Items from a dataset
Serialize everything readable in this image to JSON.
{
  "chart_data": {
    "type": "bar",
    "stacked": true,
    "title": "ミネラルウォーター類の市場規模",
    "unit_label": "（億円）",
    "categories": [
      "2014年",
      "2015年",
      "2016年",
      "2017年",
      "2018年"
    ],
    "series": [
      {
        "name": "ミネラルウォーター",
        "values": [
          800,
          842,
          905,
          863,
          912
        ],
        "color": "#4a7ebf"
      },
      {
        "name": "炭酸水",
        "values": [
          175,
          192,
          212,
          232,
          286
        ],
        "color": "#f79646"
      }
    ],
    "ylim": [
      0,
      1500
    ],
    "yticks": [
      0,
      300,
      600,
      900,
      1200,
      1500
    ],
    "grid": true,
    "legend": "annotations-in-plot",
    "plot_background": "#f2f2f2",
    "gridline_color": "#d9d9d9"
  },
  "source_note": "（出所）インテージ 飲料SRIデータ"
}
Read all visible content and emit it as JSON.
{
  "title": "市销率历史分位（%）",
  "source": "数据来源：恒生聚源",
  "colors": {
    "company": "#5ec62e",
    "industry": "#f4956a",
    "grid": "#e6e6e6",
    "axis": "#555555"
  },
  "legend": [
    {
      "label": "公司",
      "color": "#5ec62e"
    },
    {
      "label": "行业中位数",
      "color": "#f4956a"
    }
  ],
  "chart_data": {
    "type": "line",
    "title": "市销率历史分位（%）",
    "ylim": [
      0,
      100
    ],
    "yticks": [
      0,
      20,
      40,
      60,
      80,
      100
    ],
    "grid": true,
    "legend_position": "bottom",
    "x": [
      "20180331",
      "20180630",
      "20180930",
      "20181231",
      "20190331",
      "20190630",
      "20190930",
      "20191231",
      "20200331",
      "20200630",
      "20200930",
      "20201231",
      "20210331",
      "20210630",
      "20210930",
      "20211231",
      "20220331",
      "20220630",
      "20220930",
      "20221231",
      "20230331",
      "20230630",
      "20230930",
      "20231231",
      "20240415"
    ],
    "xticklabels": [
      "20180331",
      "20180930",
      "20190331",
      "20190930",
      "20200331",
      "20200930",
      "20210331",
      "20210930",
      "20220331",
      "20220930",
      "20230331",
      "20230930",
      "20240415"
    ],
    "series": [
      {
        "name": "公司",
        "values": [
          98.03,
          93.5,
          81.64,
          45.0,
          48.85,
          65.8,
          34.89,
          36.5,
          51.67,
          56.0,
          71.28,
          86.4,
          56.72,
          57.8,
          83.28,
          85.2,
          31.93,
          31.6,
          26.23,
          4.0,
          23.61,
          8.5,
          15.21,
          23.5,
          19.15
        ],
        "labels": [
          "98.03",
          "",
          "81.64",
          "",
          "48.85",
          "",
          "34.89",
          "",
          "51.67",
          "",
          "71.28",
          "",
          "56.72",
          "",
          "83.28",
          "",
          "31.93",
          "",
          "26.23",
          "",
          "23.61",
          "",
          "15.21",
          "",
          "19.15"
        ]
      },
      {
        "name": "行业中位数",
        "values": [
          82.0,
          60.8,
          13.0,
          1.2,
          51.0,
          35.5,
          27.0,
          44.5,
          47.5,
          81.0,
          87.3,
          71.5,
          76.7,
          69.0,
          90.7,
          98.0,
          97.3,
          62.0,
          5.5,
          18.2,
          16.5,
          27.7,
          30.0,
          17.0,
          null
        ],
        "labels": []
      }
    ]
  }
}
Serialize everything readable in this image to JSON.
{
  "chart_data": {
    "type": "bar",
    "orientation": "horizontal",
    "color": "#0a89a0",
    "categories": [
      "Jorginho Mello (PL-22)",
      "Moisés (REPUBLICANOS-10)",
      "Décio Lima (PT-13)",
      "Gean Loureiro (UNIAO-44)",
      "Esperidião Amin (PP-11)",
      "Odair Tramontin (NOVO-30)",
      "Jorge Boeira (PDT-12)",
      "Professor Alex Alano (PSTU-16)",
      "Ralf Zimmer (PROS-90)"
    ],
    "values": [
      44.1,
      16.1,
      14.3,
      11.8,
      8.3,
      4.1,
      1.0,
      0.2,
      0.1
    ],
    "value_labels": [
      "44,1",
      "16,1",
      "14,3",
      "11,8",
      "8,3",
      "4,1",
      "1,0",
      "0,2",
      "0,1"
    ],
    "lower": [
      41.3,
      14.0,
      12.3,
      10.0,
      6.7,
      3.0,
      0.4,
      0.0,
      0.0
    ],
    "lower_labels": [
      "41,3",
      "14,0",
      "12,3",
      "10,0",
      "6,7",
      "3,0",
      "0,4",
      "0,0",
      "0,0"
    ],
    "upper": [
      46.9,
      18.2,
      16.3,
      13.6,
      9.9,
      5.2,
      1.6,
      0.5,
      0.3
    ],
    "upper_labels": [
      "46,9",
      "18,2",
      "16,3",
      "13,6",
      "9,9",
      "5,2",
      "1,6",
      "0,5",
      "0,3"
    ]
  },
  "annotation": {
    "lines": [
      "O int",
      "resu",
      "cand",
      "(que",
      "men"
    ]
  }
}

EXERCISE TASK
Exactly as written, please output every entry.

COMPLETED EXERCISE
Serialize everything readable in this image to JSON.
{
  "chart_data": {
    "type": "bar",
    "stacked": true,
    "title": "ミネラルウォーター類の市場規模",
    "unit_label": "（億円）",
    "categories": [
      "2014年",
      "2015年",
      "2016年",
      "2017年",
      "2018年"
    ],
    "series": [
      {
        "name": "ミネラルウォーター",
        "values": [
          800,
          842,
          905,
          863,
          912
        ],
        "color": "#4a7ebf"
      },
      {
        "name": "炭酸水",
        "values": [
          175,
          192,
          212,
          232,
          286
        ],
        "color": "#f79646"
      }
    ],
    "ylim": [
      0,
      1500
    ],
    "yticks": [
      0,
      300,
      600,
      900,
      1200,
      1500
    ],
    "grid": true,
    "legend": "annotations-in-plot",
    "plot_background": "#f2f2f2",
    "gridline_color": "#d9d9d9"
  },
  "source_note": "（出所）インテージ 飲料SRIデータ"
}
Read all visible content and emit it as JSON.
{
  "title": "市销率历史分位（%）",
  "source": "数据来源：恒生聚源",
  "colors": {
    "company": "#5ec62e",
    "industry": "#f4956a",
    "grid": "#e6e6e6",
    "axis": "#555555"
  },
  "legend": [
    {
      "label": "公司",
      "color": "#5ec62e"
    },
    {
      "label": "行业中位数",
      "color": "#f4956a"
    }
  ],
  "chart_data": {
    "type": "line",
    "title": "市销率历史分位（%）",
    "ylim": [
      0,
      100
    ],
    "yticks": [
      0,
      20,
      40,
      60,
      80,
      100
    ],
    "grid": true,
    "legend_position": "bottom",
    "x": [
      "20180331",
      "20180630",
      "20180930",
      "20181231",
      "20190331",
      "20190630",
      "20190930",
      "20191231",
      "20200331",
      "20200630",
      "20200930",
      "20201231",
      "20210331",
      "20210630",
      "20210930",
      "20211231",
      "20220331",
      "20220630",
      "20220930",
      "20221231",
      "20230331",
      "20230630",
      "20230930",
      "20231231",
      "20240415"
    ],
    "xticklabels": [
      "20180331",
      "20180930",
      "20190331",
      "20190930",
      "20200331",
      "20200930",
      "20210331",
      "20210930",
      "20220331",
      "20220930",
      "20230331",
      "20230930",
      "20240415"
    ],
    "series": [
      {
        "name": "公司",
        "values": [
          98.03,
          93.5,
          81.64,
          45.0,
          48.85,
          65.8,
          34.89,
          36.5,
          51.67,
          56.0,
          71.28,
          86.4,
          56.72,
          57.8,
          83.28,
          85.2,
          31.93,
          31.6,
          26.23,
          4.0,
          23.61,
          8.5,
          15.21,
          23.5,
          19.15
        ],
        "labels": [
          "98.03",
          "",
          "81.64",
          "",
          "48.85",
          "",
          "34.89",
          "",
          "51.67",
          "",
          "71.28",
          "",
          "56.72",
          "",
          "83.28",
          "",
          "31.93",
          "",
          "26.23",
          "",
          "23.61",
          "",
          "15.21",
          "",
          "19.15"
        ]
      },
      {
        "name": "行业中位数",
        "values": [
          82.0,
          60.8,
          13.0,
          1.2,
          51.0,
          35.5,
          27.0,
          44.5,
          47.5,
          81.0,
          87.3,
          71.5,
          76.7,
          69.0,
          90.7,
          98.0,
          97.3,
          62.0,
          5.5,
          18.2,
          16.5,
          27.7,
          30.0,
          17.0,
          null
        ],
        "labels": []
      }
    ]
  }
}
Serialize everything readable in this image to JSON.
{
  "chart_data": {
    "type": "bar",
    "orientation": "horizontal",
    "color": "#0a89a0",
    "categories": [
      "Jorginho Mello (PL-22)",
      "Moisés (REPUBLICANOS-10)",
      "Décio Lima (PT-13)",
      "Gean Loureiro (UNIAO-44)",
      "Esperidião Amin (PP-11)",
      "Odair Tramontin (NOVO-30)",
      "Jorge Boeira (PDT-12)",
      "Professor Alex Alano (PSTU-16)",
      "Ralf Zimmer (PROS-90)"
    ],
    "values": [
      44.1,
      16.1,
      14.3,
      11.8,
      8.3,
      4.1,
      1.0,
      0.2,
      0.1
    ],
    "value_labels": [
      "44,1",
      "16,1",
      "14,3",
      "11,8",
      "8,3",
      "4,1",
      "1,0",
      "0,2",
      "0,1"
    ],
    "lower": [
      41.3,
      14.0,
      12.3,
      10.0,
      6.7,
      3.0,
      0.4,
      0.0,
      0.0
    ],
    "lower_labels": [
      "41,3",
      "14,0",
      "12,3",
      "10,0",
      "6,7",
      "3,0",
      "0,4",
      "0,0",
      "0,0"
    ],
    "upper": [
      46.9,
      18.2,
      16.3,
      13.6,
      9.9,
      5.2,
      1.6,
      0.5,
      0.3
    ],
    "upper_labels": [
      "46,9",
      "18,2",
      "16,3",
      "13,6",
      "9,9",
      "5,2",
      "1,6",
      "0,5",
      "0,3"
    ]
  },
  "annotation": {
    "lines": [
      "O int",
      "resu",
      "cand",
      "(que",
      "men"
    ]
  }
}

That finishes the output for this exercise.